Transcribe every line of the records verbatim.

+++

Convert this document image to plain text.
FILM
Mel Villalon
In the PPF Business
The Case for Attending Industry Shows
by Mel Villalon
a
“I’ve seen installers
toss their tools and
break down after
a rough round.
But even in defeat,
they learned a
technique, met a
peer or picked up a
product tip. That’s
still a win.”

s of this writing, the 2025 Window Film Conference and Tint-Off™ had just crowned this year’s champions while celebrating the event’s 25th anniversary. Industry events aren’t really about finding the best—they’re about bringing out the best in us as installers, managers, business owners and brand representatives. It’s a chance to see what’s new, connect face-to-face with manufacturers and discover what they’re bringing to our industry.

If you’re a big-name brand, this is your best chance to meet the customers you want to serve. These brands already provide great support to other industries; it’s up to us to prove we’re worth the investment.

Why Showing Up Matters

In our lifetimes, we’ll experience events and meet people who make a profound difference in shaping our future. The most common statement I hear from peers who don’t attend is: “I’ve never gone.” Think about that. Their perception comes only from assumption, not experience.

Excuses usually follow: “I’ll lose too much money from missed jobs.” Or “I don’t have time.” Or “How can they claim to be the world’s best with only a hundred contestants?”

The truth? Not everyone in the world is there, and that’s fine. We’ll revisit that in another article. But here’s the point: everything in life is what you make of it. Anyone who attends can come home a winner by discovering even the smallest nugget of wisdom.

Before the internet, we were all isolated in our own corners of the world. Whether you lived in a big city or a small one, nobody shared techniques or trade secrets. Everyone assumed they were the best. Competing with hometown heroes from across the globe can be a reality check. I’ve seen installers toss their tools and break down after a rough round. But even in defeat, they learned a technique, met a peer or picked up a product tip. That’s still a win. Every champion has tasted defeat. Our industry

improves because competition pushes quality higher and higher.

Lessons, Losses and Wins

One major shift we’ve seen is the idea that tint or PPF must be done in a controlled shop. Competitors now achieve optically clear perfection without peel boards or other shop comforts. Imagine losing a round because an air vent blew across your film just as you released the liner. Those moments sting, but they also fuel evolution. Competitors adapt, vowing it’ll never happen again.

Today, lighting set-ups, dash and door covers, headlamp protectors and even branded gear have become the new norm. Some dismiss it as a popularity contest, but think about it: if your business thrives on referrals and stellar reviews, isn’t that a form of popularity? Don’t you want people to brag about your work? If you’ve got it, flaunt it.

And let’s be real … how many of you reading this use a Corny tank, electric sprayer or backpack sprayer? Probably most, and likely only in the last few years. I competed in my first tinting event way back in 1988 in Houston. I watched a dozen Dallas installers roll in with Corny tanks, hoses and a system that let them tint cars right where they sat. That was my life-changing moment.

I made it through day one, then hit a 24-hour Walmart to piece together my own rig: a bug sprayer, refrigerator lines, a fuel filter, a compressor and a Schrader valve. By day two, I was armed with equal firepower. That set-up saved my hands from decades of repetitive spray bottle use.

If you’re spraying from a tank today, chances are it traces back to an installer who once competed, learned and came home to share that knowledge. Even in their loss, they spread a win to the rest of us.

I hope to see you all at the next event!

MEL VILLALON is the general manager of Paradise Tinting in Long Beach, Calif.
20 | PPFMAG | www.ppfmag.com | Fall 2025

+++

● THE COMPLETED TASK
Convert this document image to plain text.
FILM
Mel Villalon
In the PPF Business
The Case for Attending Industry Shows
by Mel Villalon
a
“I’ve seen installers
toss their tools and
break down after
a rough round.
But even in defeat,
they learned a
technique, met a
peer or picked up a
product tip. That’s
still a win.”

s of this writing, the 2025 Window Film Conference and Tint-Off™ had just crowned this year’s champions while celebrating the event’s 25th anniversary. Industry events aren’t really about finding the best—they’re about bringing out the best in us as installers, managers, business owners and brand representatives. It’s a chance to see what’s new, connect face-to-face with manufacturers and discover what they’re bringing to our industry.

If you’re a big-name brand, this is your best chance to meet the customers you want to serve. These brands already provide great support to other industries; it’s up to us to prove we’re worth the investment.

Why Showing Up Matters

In our lifetimes, we’ll experience events and meet people who make a profound difference in shaping our future. The most common statement I hear from peers who don’t attend is: “I’ve never gone.” Think about that. Their perception comes only from assumption, not experience.

Excuses usually follow: “I’ll lose too much money from missed jobs.” Or “I don’t have time.” Or “How can they claim to be the world’s best with only a hundred contestants?”

The truth? Not everyone in the world is there, and that’s fine. We’ll revisit that in another article. But here’s the point: everything in life is what you make of it. Anyone who attends can come home a winner by discovering even the smallest nugget of wisdom.

Before the internet, we were all isolated in our own corners of the world. Whether you lived in a big city or a small one, nobody shared techniques or trade secrets. Everyone assumed they were the best. Competing with hometown heroes from across the globe can be a reality check. I’ve seen installers toss their tools and break down after a rough round. But even in defeat, they learned a technique, met a peer or picked up a product tip. That’s still a win. Every champion has tasted defeat. Our industry

improves because competition pushes quality higher and higher.

Lessons, Losses and Wins

One major shift we’ve seen is the idea that tint or PPF must be done in a controlled shop. Competitors now achieve optically clear perfection without peel boards or other shop comforts. Imagine losing a round because an air vent blew across your film just as you released the liner. Those moments sting, but they also fuel evolution. Competitors adapt, vowing it’ll never happen again.

Today, lighting set-ups, dash and door covers, headlamp protectors and even branded gear have become the new norm. Some dismiss it as a popularity contest, but think about it: if your business thrives on referrals and stellar reviews, isn’t that a form of popularity? Don’t you want people to brag about your work? If you’ve got it, flaunt it.

And let’s be real … how many of you reading this use a Corny tank, electric sprayer or backpack sprayer? Probably most, and likely only in the last few years. I competed in my first tinting event way back in 1988 in Houston. I watched a dozen Dallas installers roll in with Corny tanks, hoses and a system that let them tint cars right where they sat. That was my life-changing moment.

I made it through day one, then hit a 24-hour Walmart to piece together my own rig: a bug sprayer, refrigerator lines, a fuel filter, a compressor and a Schrader valve. By day two, I was armed with equal firepower. That set-up saved my hands from decades of repetitive spray bottle use.

If you’re spraying from a tank today, chances are it traces back to an installer who once competed, learned and came home to share that knowledge. Even in their loss, they spread a win to the rest of us.

I hope to see you all at the next event!

MEL VILLALON is the general manager of Paradise Tinting in Long Beach, Calif.
20 | PPFMAG | www.ppfmag.com | Fall 2025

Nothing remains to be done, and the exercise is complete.